- [Objective] Answer with one number only: the number of lines that include the word "image".

-- Begin --

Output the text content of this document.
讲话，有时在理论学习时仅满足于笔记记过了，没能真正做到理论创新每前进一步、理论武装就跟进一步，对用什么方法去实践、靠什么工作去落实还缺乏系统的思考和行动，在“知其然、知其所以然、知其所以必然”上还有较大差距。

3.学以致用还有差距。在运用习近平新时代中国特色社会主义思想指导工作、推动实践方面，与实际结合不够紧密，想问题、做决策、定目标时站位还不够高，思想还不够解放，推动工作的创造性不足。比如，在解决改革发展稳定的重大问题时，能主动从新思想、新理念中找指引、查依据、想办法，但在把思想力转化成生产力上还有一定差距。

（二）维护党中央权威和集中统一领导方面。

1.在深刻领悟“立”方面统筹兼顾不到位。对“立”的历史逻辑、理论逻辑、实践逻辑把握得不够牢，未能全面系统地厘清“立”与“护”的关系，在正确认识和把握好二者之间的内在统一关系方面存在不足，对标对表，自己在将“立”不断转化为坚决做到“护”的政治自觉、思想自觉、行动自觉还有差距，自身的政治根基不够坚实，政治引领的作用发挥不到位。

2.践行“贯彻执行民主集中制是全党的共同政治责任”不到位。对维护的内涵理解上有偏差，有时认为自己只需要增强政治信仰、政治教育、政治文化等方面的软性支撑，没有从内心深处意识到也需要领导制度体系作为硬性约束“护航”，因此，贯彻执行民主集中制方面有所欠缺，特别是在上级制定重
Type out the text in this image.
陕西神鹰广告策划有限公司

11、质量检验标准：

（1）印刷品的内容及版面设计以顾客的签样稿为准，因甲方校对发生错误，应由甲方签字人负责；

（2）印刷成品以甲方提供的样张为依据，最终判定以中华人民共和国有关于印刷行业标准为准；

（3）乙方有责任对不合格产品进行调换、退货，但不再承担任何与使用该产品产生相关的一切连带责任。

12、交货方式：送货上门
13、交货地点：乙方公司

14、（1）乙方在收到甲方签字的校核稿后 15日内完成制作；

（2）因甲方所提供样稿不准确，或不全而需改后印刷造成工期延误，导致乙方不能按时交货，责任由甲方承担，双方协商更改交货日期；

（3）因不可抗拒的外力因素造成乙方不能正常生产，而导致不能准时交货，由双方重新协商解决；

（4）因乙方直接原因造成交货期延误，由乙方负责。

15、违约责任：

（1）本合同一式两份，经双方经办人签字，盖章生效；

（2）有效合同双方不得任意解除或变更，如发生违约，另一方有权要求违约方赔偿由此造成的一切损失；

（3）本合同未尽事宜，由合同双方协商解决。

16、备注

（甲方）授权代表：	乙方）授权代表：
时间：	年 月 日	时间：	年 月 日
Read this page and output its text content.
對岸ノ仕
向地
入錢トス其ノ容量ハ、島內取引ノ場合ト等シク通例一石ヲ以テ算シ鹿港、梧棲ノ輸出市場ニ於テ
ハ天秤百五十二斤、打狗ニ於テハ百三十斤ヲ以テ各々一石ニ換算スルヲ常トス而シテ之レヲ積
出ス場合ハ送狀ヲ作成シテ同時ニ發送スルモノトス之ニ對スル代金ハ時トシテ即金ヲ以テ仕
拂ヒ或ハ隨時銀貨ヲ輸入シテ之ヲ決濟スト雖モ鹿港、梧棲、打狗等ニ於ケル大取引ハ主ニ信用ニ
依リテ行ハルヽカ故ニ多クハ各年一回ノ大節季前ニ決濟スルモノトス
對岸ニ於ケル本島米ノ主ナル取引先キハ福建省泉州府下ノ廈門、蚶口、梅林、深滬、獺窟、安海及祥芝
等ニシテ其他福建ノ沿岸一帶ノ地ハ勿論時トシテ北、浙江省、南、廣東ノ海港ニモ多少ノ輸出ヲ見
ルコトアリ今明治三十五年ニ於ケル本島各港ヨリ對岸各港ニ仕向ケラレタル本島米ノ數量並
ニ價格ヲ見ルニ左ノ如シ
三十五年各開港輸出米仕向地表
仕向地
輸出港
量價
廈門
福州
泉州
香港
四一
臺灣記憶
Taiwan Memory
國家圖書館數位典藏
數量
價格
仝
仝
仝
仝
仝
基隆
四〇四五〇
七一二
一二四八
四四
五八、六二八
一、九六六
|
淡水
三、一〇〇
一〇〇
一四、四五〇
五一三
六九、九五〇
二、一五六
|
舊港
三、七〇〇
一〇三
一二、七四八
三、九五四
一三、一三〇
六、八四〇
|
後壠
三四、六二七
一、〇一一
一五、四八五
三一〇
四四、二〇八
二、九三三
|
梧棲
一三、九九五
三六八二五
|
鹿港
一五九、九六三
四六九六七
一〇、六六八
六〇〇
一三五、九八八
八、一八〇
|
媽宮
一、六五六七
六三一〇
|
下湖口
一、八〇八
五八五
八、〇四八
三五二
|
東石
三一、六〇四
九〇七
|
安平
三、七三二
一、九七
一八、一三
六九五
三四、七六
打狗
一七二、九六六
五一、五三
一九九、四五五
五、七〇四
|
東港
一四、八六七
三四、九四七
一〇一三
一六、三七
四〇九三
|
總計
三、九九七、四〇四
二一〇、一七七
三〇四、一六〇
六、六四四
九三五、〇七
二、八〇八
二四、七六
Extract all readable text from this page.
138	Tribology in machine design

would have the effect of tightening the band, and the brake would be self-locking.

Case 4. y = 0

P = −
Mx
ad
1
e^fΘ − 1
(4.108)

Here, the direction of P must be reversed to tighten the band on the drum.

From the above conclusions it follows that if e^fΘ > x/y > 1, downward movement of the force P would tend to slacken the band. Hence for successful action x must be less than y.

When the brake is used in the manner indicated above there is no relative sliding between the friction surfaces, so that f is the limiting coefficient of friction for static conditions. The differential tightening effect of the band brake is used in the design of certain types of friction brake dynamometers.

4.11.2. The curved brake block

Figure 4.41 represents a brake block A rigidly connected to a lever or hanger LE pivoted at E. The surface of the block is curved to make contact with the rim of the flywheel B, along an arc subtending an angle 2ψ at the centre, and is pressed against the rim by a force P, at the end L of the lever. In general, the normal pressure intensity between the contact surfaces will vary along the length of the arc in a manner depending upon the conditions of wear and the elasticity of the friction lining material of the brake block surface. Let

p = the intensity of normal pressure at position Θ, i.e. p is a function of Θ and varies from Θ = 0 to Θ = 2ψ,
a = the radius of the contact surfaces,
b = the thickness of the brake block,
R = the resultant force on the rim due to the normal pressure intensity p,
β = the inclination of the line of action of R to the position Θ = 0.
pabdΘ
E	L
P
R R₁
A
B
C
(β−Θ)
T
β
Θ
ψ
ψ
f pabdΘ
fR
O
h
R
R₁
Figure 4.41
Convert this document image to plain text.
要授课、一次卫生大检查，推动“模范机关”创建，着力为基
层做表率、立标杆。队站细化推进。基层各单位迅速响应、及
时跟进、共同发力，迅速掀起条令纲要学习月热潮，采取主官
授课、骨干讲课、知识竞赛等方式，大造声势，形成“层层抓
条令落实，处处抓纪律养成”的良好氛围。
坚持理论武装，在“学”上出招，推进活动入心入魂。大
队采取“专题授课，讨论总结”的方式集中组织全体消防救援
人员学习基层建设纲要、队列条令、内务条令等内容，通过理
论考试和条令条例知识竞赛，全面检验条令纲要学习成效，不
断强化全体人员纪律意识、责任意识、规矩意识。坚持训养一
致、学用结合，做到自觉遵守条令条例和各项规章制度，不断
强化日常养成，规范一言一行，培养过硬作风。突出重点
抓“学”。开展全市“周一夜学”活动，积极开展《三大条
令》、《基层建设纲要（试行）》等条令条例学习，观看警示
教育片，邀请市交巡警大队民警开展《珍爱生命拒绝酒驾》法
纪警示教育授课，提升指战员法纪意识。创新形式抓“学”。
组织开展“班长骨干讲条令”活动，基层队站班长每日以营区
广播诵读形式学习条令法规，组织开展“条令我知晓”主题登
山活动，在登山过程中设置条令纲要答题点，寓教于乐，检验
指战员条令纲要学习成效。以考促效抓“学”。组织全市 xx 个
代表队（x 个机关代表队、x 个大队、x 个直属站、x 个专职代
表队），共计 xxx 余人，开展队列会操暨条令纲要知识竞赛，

-- End --

- [Problem solution] 2